— BEGIN Dataset records —

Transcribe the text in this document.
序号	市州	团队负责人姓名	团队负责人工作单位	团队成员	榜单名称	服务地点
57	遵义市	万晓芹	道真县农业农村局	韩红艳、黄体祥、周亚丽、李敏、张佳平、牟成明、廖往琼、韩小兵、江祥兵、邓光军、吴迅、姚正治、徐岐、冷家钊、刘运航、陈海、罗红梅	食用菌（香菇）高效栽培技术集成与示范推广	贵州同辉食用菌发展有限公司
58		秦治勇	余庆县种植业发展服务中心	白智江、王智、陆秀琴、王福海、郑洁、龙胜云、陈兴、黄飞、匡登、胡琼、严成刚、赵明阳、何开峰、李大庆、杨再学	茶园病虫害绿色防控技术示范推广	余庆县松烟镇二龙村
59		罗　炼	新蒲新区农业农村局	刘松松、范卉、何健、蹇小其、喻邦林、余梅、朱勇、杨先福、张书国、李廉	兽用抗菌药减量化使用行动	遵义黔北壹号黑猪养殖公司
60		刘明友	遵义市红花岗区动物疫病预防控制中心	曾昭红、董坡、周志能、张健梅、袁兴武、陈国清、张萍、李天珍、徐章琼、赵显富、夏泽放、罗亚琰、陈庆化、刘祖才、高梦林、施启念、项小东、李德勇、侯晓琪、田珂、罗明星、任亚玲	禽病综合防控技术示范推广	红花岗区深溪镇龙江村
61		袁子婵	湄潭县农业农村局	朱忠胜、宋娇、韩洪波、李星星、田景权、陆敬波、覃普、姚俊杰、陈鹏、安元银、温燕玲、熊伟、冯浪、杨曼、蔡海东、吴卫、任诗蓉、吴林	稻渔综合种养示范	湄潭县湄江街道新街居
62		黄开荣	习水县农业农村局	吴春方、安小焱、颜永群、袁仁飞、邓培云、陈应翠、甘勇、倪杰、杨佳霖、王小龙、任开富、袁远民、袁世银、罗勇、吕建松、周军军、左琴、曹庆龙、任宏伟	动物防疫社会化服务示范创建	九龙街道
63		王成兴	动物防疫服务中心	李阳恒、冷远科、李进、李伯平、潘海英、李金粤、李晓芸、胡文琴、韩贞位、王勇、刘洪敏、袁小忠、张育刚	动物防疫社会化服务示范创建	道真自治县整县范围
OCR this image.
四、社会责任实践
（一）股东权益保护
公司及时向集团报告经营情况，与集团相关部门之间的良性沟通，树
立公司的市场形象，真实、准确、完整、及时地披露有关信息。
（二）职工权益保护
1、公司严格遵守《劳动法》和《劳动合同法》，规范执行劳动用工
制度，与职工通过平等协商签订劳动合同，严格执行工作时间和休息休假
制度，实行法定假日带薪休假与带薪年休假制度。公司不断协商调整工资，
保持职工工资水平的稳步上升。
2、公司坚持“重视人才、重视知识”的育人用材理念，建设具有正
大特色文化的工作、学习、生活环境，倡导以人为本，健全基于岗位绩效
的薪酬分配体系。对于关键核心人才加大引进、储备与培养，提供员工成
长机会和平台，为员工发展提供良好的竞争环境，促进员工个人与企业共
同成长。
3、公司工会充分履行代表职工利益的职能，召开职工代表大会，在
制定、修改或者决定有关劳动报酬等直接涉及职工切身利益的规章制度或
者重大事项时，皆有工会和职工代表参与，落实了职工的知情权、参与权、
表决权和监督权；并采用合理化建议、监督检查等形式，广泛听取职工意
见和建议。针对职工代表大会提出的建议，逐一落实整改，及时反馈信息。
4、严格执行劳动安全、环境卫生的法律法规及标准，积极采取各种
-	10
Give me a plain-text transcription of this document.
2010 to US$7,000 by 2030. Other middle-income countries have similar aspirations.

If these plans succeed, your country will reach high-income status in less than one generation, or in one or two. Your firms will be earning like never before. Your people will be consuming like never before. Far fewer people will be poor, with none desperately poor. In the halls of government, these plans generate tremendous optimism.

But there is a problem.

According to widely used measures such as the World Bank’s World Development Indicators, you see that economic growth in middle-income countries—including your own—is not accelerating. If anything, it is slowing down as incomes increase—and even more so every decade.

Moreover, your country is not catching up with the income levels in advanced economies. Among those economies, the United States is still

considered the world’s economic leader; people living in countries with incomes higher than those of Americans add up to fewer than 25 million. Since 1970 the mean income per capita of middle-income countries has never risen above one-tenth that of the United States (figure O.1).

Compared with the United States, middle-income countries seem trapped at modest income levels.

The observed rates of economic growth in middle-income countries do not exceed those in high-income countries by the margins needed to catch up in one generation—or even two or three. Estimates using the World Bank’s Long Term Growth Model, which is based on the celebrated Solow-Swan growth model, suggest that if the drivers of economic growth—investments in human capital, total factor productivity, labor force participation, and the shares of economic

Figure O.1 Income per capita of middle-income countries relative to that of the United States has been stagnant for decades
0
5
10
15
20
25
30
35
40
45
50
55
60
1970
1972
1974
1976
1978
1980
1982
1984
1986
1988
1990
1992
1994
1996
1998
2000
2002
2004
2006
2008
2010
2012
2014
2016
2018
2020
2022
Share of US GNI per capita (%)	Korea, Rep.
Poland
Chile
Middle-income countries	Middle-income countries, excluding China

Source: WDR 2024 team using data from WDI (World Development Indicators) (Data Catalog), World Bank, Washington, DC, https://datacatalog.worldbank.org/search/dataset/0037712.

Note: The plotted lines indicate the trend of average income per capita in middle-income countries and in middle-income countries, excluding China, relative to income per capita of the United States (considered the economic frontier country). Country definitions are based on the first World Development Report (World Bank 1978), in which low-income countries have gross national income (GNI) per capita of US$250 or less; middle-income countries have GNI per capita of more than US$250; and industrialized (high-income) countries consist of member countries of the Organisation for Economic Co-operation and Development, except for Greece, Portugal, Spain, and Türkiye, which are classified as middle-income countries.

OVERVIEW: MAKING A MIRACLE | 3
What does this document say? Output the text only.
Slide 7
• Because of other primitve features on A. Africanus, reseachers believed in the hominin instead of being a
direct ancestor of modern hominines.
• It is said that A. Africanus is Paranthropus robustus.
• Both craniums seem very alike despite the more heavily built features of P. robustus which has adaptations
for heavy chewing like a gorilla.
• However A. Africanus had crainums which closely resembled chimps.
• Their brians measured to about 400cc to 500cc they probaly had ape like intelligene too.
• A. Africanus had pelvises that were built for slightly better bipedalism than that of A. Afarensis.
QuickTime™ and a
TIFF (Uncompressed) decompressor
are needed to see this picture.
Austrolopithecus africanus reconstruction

— END Dataset records —

* _Exercise requirements_
Retype every entry above, word for word.

* _Reply_
Transcribe the text in this document.
序号	市州	团队负责人姓名	团队负责人工作单位	团队成员	榜单名称	服务地点
57	遵义市	万晓芹	道真县农业农村局	韩红艳、黄体祥、周亚丽、李敏、张佳平、牟成明、廖往琼、韩小兵、江祥兵、邓光军、吴迅、姚正治、徐岐、冷家钊、刘运航、陈海、罗红梅	食用菌（香菇）高效栽培技术集成与示范推广	贵州同辉食用菌发展有限公司
58		秦治勇	余庆县种植业发展服务中心	白智江、王智、陆秀琴、王福海、郑洁、龙胜云、陈兴、黄飞、匡登、胡琼、严成刚、赵明阳、何开峰、李大庆、杨再学	茶园病虫害绿色防控技术示范推广	余庆县松烟镇二龙村
59		罗　炼	新蒲新区农业农村局	刘松松、范卉、何健、蹇小其、喻邦林、余梅、朱勇、杨先福、张书国、李廉	兽用抗菌药减量化使用行动	遵义黔北壹号黑猪养殖公司
60		刘明友	遵义市红花岗区动物疫病预防控制中心	曾昭红、董坡、周志能、张健梅、袁兴武、陈国清、张萍、李天珍、徐章琼、赵显富、夏泽放、罗亚琰、陈庆化、刘祖才、高梦林、施启念、项小东、李德勇、侯晓琪、田珂、罗明星、任亚玲	禽病综合防控技术示范推广	红花岗区深溪镇龙江村
61		袁子婵	湄潭县农业农村局	朱忠胜、宋娇、韩洪波、李星星、田景权、陆敬波、覃普、姚俊杰、陈鹏、安元银、温燕玲、熊伟、冯浪、杨曼、蔡海东、吴卫、任诗蓉、吴林	稻渔综合种养示范	湄潭县湄江街道新街居
62		黄开荣	习水县农业农村局	吴春方、安小焱、颜永群、袁仁飞、邓培云、陈应翠、甘勇、倪杰、杨佳霖、王小龙、任开富、袁远民、袁世银、罗勇、吕建松、周军军、左琴、曹庆龙、任宏伟	动物防疫社会化服务示范创建	九龙街道
63		王成兴	动物防疫服务中心	李阳恒、冷远科、李进、李伯平、潘海英、李金粤、李晓芸、胡文琴、韩贞位、王勇、刘洪敏、袁小忠、张育刚	动物防疫社会化服务示范创建	道真自治县整县范围
OCR this image.
四、社会责任实践
（一）股东权益保护
公司及时向集团报告经营情况，与集团相关部门之间的良性沟通，树
立公司的市场形象，真实、准确、完整、及时地披露有关信息。
（二）职工权益保护
1、公司严格遵守《劳动法》和《劳动合同法》，规范执行劳动用工
制度，与职工通过平等协商签订劳动合同，严格执行工作时间和休息休假
制度，实行法定假日带薪休假与带薪年休假制度。公司不断协商调整工资，
保持职工工资水平的稳步上升。
2、公司坚持“重视人才、重视知识”的育人用材理念，建设具有正
大特色文化的工作、学习、生活环境，倡导以人为本，健全基于岗位绩效
的薪酬分配体系。对于关键核心人才加大引进、储备与培养，提供员工成
长机会和平台，为员工发展提供良好的竞争环境，促进员工个人与企业共
同成长。
3、公司工会充分履行代表职工利益的职能，召开职工代表大会，在
制定、修改或者决定有关劳动报酬等直接涉及职工切身利益的规章制度或
者重大事项时，皆有工会和职工代表参与，落实了职工的知情权、参与权、
表决权和监督权；并采用合理化建议、监督检查等形式，广泛听取职工意
见和建议。针对职工代表大会提出的建议，逐一落实整改，及时反馈信息。
4、严格执行劳动安全、环境卫生的法律法规及标准，积极采取各种
-	10
Give me a plain-text transcription of this document.
2010 to US$7,000 by 2030. Other middle-income countries have similar aspirations.

If these plans succeed, your country will reach high-income status in less than one generation, or in one or two. Your firms will be earning like never before. Your people will be consuming like never before. Far fewer people will be poor, with none desperately poor. In the halls of government, these plans generate tremendous optimism.

But there is a problem.

According to widely used measures such as the World Bank’s World Development Indicators, you see that economic growth in middle-income countries—including your own—is not accelerating. If anything, it is slowing down as incomes increase—and even more so every decade.

Moreover, your country is not catching up with the income levels in advanced economies. Among those economies, the United States is still

considered the world’s economic leader; people living in countries with incomes higher than those of Americans add up to fewer than 25 million. Since 1970 the mean income per capita of middle-income countries has never risen above one-tenth that of the United States (figure O.1).

Compared with the United States, middle-income countries seem trapped at modest income levels.

The observed rates of economic growth in middle-income countries do not exceed those in high-income countries by the margins needed to catch up in one generation—or even two or three. Estimates using the World Bank’s Long Term Growth Model, which is based on the celebrated Solow-Swan growth model, suggest that if the drivers of economic growth—investments in human capital, total factor productivity, labor force participation, and the shares of economic

Figure O.1 Income per capita of middle-income countries relative to that of the United States has been stagnant for decades
0
5
10
15
20
25
30
35
40
45
50
55
60
1970
1972
1974
1976
1978
1980
1982
1984
1986
1988
1990
1992
1994
1996
1998
2000
2002
2004
2006
2008
2010
2012
2014
2016
2018
2020
2022
Share of US GNI per capita (%)	Korea, Rep.
Poland
Chile
Middle-income countries	Middle-income countries, excluding China

Source: WDR 2024 team using data from WDI (World Development Indicators) (Data Catalog), World Bank, Washington, DC, https://datacatalog.worldbank.org/search/dataset/0037712.

Note: The plotted lines indicate the trend of average income per capita in middle-income countries and in middle-income countries, excluding China, relative to income per capita of the United States (considered the economic frontier country). Country definitions are based on the first World Development Report (World Bank 1978), in which low-income countries have gross national income (GNI) per capita of US$250 or less; middle-income countries have GNI per capita of more than US$250; and industrialized (high-income) countries consist of member countries of the Organisation for Economic Co-operation and Development, except for Greece, Portugal, Spain, and Türkiye, which are classified as middle-income countries.

OVERVIEW: MAKING A MIRACLE | 3
What does this document say? Output the text only.
Slide 7
• Because of other primitve features on A. Africanus, reseachers believed in the hominin instead of being a
direct ancestor of modern hominines.
• It is said that A. Africanus is Paranthropus robustus.
• Both craniums seem very alike despite the more heavily built features of P. robustus which has adaptations
for heavy chewing like a gorilla.
• However A. Africanus had crainums which closely resembled chimps.
• Their brians measured to about 400cc to 500cc they probaly had ape like intelligene too.
• A. Africanus had pelvises that were built for slightly better bipedalism than that of A. Afarensis.
QuickTime™ and a
TIFF (Uncompressed) decompressor
are needed to see this picture.
Austrolopithecus africanus reconstruction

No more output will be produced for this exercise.